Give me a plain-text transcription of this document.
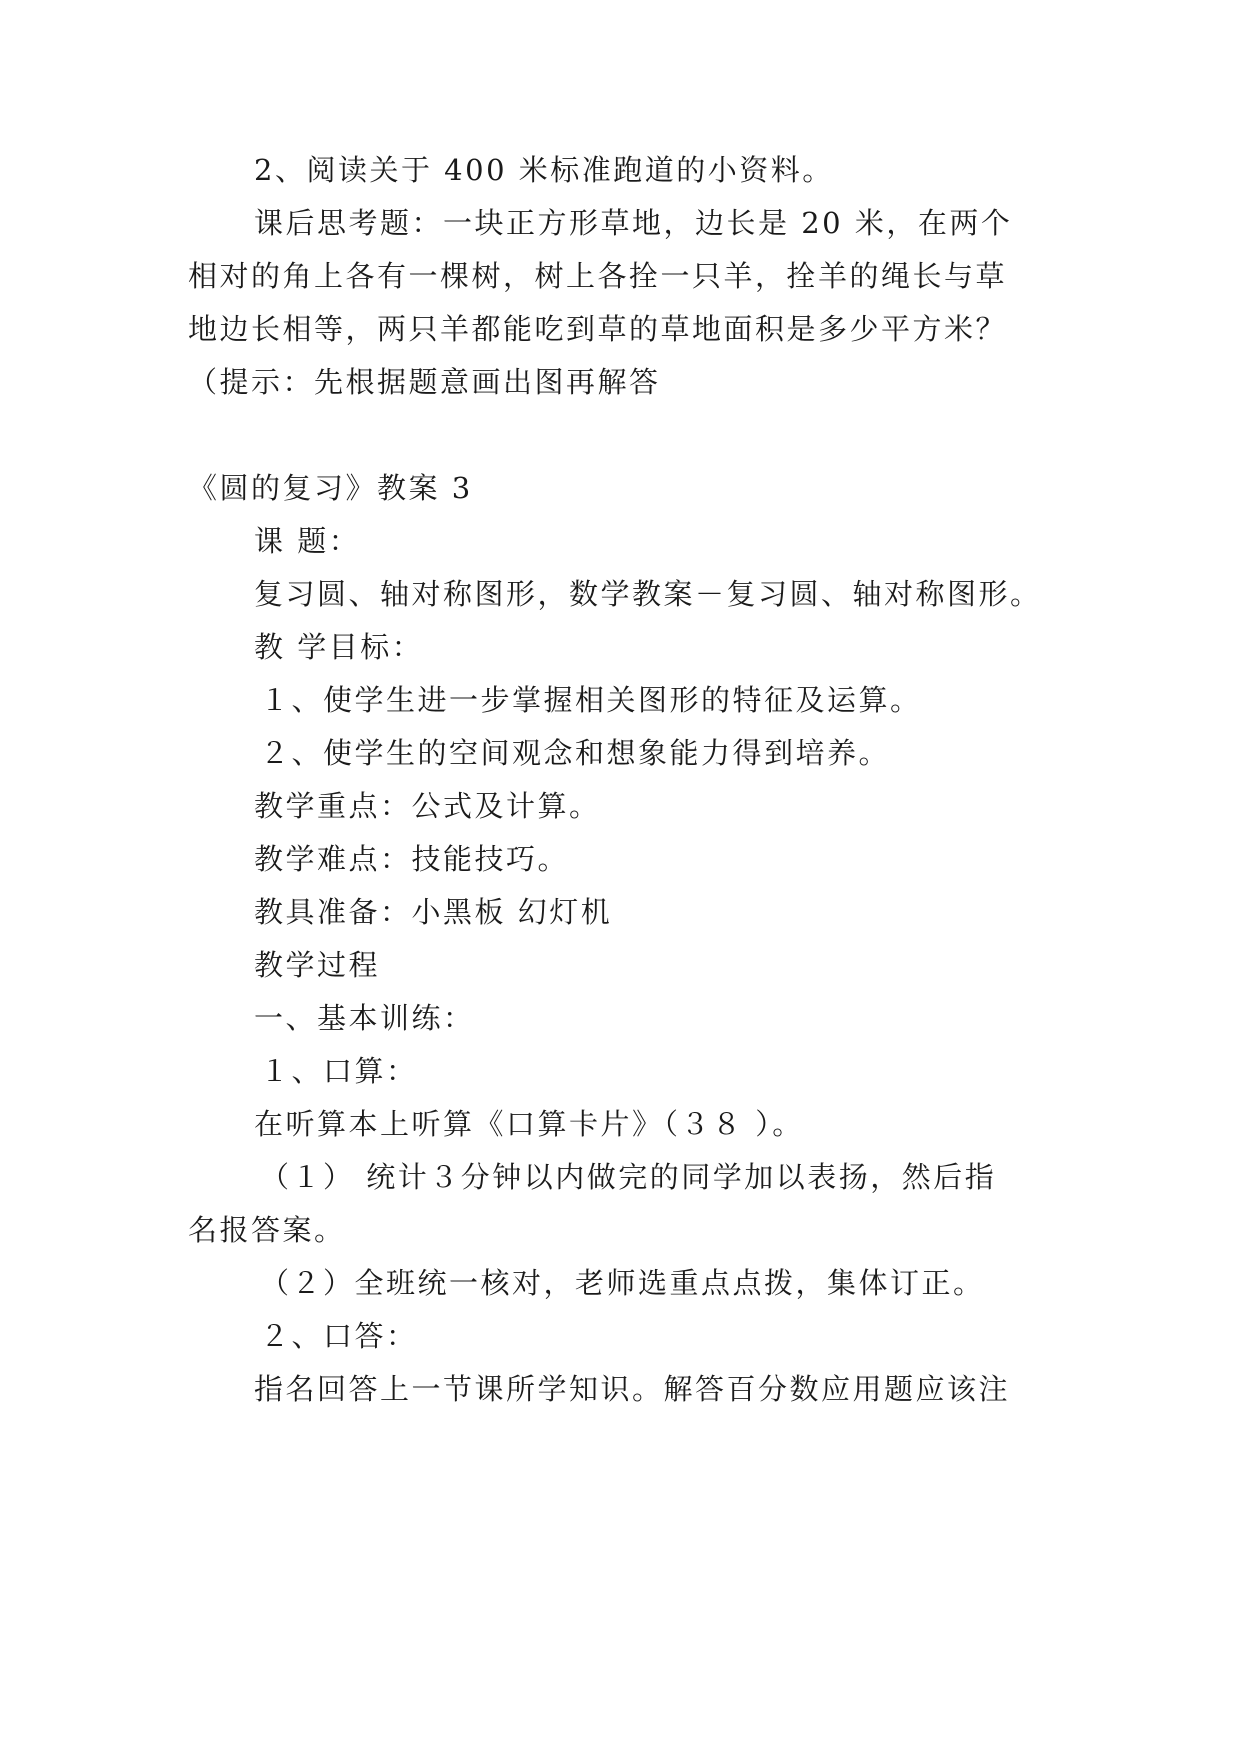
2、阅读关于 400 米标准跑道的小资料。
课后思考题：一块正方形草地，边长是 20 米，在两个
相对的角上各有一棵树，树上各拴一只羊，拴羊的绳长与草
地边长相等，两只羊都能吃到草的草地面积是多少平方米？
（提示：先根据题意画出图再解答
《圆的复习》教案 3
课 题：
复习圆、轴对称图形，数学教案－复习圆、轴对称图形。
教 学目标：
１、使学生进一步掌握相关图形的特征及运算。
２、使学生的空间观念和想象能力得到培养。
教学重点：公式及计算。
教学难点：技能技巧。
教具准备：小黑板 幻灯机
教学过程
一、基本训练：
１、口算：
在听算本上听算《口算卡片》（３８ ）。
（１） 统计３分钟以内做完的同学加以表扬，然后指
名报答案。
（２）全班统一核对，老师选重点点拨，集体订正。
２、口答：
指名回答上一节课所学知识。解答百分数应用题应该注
...
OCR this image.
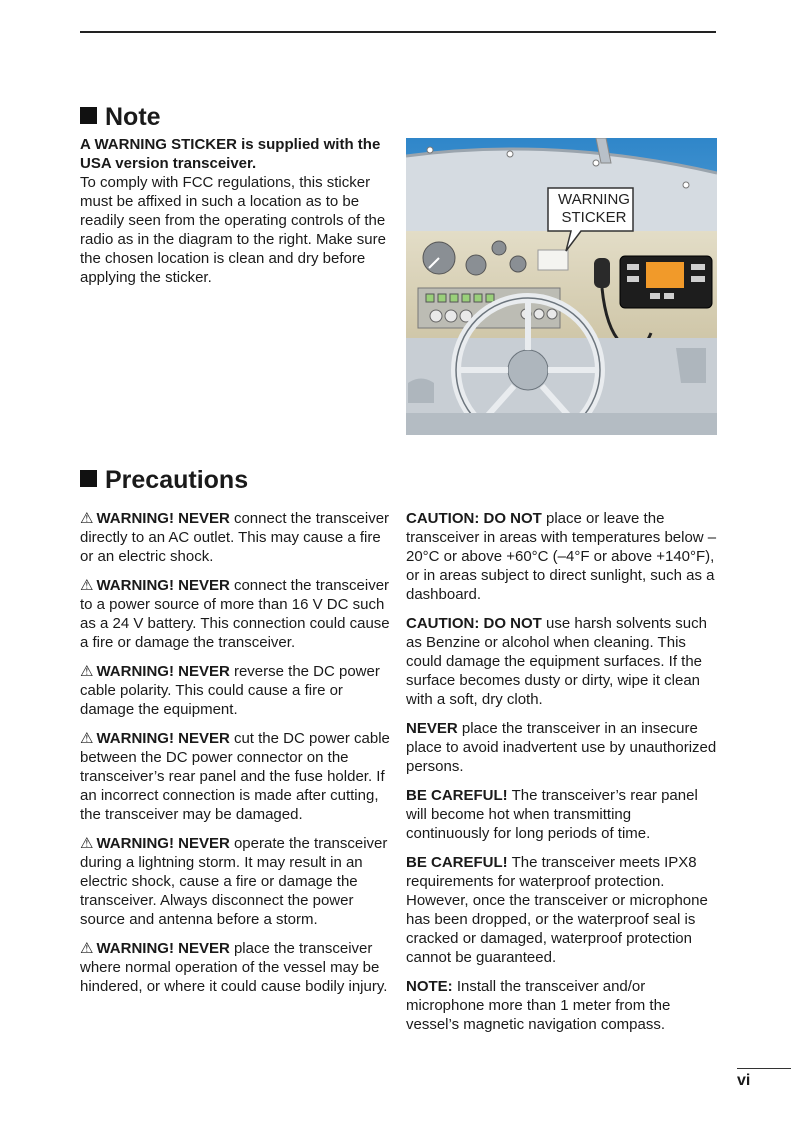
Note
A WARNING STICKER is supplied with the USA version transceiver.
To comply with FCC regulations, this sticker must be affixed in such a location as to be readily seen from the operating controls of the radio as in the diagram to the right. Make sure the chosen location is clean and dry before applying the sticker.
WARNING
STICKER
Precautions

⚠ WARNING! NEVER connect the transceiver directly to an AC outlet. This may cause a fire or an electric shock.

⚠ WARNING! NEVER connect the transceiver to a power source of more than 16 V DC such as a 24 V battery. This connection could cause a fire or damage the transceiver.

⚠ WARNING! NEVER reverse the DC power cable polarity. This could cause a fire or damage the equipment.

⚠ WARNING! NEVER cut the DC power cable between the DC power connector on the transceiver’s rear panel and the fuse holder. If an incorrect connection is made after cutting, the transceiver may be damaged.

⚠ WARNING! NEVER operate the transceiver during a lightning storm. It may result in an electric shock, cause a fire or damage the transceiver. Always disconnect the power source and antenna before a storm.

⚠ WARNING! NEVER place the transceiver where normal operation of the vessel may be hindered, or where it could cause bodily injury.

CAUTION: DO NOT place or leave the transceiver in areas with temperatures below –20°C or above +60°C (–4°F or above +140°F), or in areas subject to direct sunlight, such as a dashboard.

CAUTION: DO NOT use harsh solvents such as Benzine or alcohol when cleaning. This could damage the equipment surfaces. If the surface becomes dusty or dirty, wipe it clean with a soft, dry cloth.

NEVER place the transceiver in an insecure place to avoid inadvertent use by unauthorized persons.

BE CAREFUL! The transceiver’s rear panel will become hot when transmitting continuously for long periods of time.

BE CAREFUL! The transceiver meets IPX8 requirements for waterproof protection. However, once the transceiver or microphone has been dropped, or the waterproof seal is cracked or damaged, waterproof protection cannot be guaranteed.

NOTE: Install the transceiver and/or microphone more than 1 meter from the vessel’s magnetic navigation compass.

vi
==
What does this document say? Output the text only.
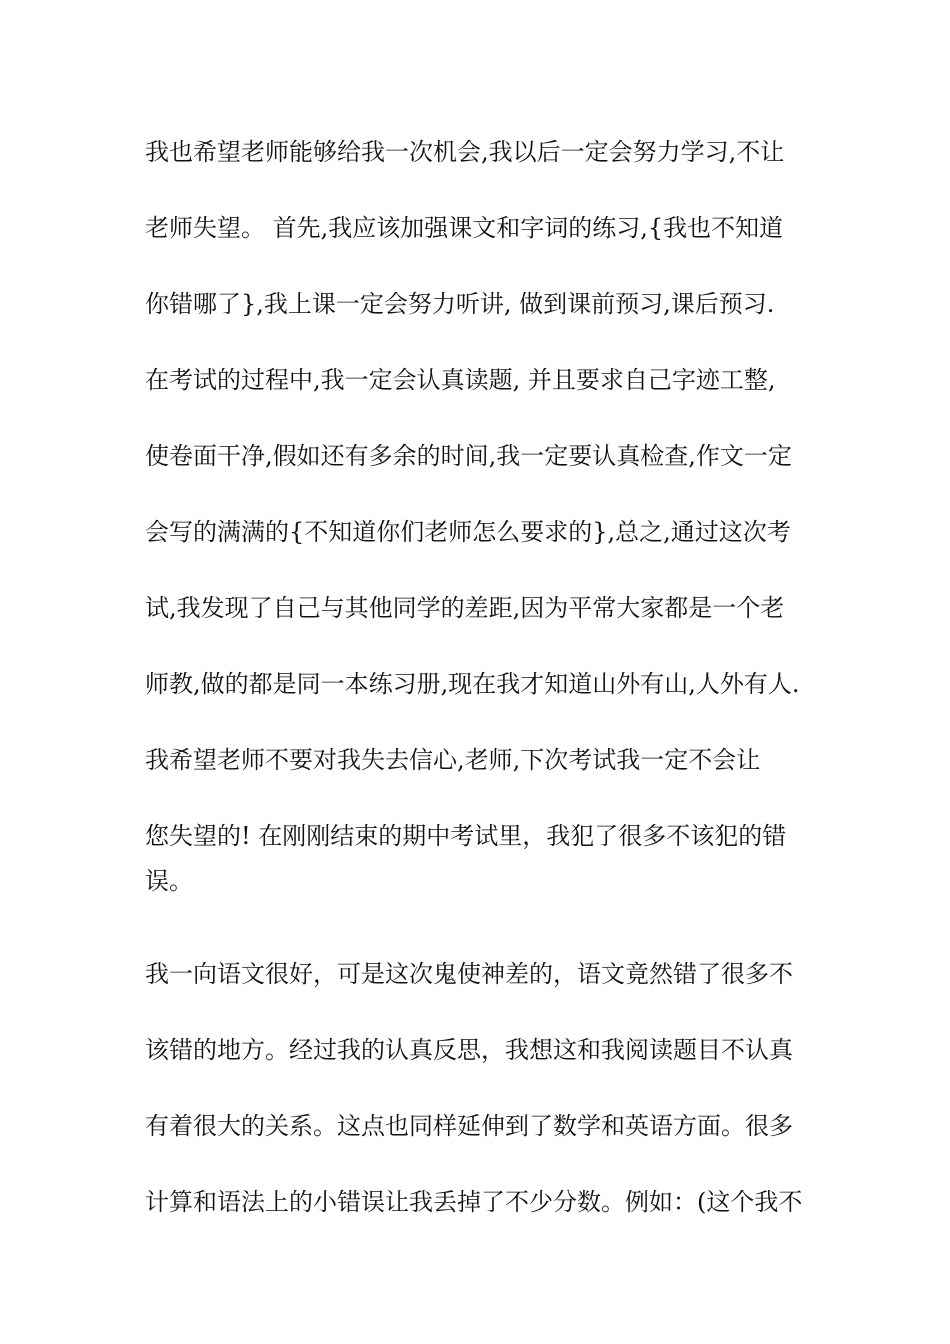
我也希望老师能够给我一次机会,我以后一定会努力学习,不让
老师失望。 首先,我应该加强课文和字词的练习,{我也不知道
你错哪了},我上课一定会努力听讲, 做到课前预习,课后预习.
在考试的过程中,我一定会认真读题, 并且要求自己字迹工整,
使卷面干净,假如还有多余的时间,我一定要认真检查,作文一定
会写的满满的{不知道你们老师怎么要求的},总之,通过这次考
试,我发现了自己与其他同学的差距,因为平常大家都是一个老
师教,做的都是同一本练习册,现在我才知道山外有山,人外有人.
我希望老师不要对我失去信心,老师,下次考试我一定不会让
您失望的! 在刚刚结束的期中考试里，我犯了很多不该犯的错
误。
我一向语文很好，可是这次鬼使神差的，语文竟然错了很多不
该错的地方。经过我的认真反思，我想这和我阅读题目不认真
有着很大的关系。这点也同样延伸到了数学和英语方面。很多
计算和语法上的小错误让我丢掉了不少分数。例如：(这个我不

- What is being asked
Return only the number of lines in the data above that include the word "such".

- Response to the task
4